---------- Supplied material ----------

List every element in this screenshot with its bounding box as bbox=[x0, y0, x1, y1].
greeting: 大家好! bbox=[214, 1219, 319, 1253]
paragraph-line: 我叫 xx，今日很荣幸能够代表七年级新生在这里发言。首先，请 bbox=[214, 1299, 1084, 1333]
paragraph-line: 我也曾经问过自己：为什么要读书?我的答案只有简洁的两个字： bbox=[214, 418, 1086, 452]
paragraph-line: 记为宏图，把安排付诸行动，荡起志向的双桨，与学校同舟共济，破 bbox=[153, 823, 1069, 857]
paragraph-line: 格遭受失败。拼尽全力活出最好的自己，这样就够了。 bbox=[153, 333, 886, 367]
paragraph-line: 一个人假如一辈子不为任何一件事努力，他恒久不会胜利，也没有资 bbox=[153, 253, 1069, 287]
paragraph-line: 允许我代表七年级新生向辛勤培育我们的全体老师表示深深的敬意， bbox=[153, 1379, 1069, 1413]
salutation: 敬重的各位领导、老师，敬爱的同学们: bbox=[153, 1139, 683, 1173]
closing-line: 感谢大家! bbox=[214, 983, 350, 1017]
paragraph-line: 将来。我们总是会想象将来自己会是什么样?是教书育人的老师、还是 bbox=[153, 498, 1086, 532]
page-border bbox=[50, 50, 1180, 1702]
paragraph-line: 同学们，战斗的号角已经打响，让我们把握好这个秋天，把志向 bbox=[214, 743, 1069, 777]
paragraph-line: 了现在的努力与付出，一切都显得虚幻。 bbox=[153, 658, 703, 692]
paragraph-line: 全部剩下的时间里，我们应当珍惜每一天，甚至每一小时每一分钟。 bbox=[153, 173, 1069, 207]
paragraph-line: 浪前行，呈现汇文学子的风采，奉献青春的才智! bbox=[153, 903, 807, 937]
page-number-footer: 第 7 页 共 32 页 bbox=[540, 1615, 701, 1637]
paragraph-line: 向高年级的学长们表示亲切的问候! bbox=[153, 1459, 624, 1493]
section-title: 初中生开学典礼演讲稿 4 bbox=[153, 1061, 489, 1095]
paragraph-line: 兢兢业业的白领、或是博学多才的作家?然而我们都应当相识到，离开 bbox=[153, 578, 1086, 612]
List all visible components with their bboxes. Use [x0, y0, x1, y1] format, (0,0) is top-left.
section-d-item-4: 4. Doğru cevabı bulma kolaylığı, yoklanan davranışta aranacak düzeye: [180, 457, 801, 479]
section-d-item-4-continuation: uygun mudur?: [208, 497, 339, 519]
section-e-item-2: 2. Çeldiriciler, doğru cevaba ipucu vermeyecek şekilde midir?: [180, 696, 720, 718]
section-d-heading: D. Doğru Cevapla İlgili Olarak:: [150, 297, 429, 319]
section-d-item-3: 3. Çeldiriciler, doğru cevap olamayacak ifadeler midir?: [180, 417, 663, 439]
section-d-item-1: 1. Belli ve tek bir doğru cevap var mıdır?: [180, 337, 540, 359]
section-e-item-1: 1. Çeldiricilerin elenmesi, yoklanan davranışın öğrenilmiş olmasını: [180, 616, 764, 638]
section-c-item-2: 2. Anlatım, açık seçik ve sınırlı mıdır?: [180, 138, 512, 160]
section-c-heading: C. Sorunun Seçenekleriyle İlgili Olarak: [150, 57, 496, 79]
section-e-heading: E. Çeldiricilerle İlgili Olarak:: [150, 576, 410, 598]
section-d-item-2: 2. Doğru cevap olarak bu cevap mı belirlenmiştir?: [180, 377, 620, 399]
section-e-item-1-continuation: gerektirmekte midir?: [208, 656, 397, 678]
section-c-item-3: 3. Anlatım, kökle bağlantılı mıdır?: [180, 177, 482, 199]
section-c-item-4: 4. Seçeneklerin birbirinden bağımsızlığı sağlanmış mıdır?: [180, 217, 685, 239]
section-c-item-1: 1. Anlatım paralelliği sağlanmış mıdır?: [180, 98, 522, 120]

----------

Exercise: Reproduce all of the lines above verbatim, from first to last, with no character altered.

Answer to the problem:
List every element in this screenshot with its bounding box as bbox=[x0, y0, x1, y1].
greeting: 大家好! bbox=[214, 1219, 319, 1253]
paragraph-line: 我叫 xx，今日很荣幸能够代表七年级新生在这里发言。首先，请 bbox=[214, 1299, 1084, 1333]
paragraph-line: 我也曾经问过自己：为什么要读书?我的答案只有简洁的两个字： bbox=[214, 418, 1086, 452]
paragraph-line: 记为宏图，把安排付诸行动，荡起志向的双桨，与学校同舟共济，破 bbox=[153, 823, 1069, 857]
paragraph-line: 格遭受失败。拼尽全力活出最好的自己，这样就够了。 bbox=[153, 333, 886, 367]
paragraph-line: 一个人假如一辈子不为任何一件事努力，他恒久不会胜利，也没有资 bbox=[153, 253, 1069, 287]
paragraph-line: 允许我代表七年级新生向辛勤培育我们的全体老师表示深深的敬意， bbox=[153, 1379, 1069, 1413]
salutation: 敬重的各位领导、老师，敬爱的同学们: bbox=[153, 1139, 683, 1173]
closing-line: 感谢大家! bbox=[214, 983, 350, 1017]
paragraph-line: 将来。我们总是会想象将来自己会是什么样?是教书育人的老师、还是 bbox=[153, 498, 1086, 532]
page-border bbox=[50, 50, 1180, 1702]
paragraph-line: 同学们，战斗的号角已经打响，让我们把握好这个秋天，把志向 bbox=[214, 743, 1069, 777]
paragraph-line: 了现在的努力与付出，一切都显得虚幻。 bbox=[153, 658, 703, 692]
paragraph-line: 全部剩下的时间里，我们应当珍惜每一天，甚至每一小时每一分钟。 bbox=[153, 173, 1069, 207]
paragraph-line: 浪前行，呈现汇文学子的风采，奉献青春的才智! bbox=[153, 903, 807, 937]
page-number-footer: 第 7 页 共 32 页 bbox=[540, 1615, 701, 1637]
paragraph-line: 向高年级的学长们表示亲切的问候! bbox=[153, 1459, 624, 1493]
section-title: 初中生开学典礼演讲稿 4 bbox=[153, 1061, 489, 1095]
paragraph-line: 兢兢业业的白领、或是博学多才的作家?然而我们都应当相识到，离开 bbox=[153, 578, 1086, 612]
List all visible components with their bboxes. Use [x0, y0, x1, y1] format, (0,0) is top-left.
section-d-item-4: 4. Doğru cevabı bulma kolaylığı, yoklanan davranışta aranacak düzeye: [180, 457, 801, 479]
section-d-item-4-continuation: uygun mudur?: [208, 497, 339, 519]
section-e-item-2: 2. Çeldiriciler, doğru cevaba ipucu vermeyecek şekilde midir?: [180, 696, 720, 718]
section-d-heading: D. Doğru Cevapla İlgili Olarak:: [150, 297, 429, 319]
section-d-item-3: 3. Çeldiriciler, doğru cevap olamayacak ifadeler midir?: [180, 417, 663, 439]
section-d-item-1: 1. Belli ve tek bir doğru cevap var mıdır?: [180, 337, 540, 359]
section-e-item-1: 1. Çeldiricilerin elenmesi, yoklanan davranışın öğrenilmiş olmasını: [180, 616, 764, 638]
section-c-item-2: 2. Anlatım, açık seçik ve sınırlı mıdır?: [180, 138, 512, 160]
section-c-heading: C. Sorunun Seçenekleriyle İlgili Olarak: [150, 57, 496, 79]
section-e-heading: E. Çeldiricilerle İlgili Olarak:: [150, 576, 410, 598]
section-d-item-2: 2. Doğru cevap olarak bu cevap mı belirlenmiştir?: [180, 377, 620, 399]
section-e-item-1-continuation: gerektirmekte midir?: [208, 656, 397, 678]
section-c-item-3: 3. Anlatım, kökle bağlantılı mıdır?: [180, 177, 482, 199]
section-c-item-4: 4. Seçeneklerin birbirinden bağımsızlığı sağlanmış mıdır?: [180, 217, 685, 239]
section-c-item-1: 1. Anlatım paralelliği sağlanmış mıdır?: [180, 98, 522, 120]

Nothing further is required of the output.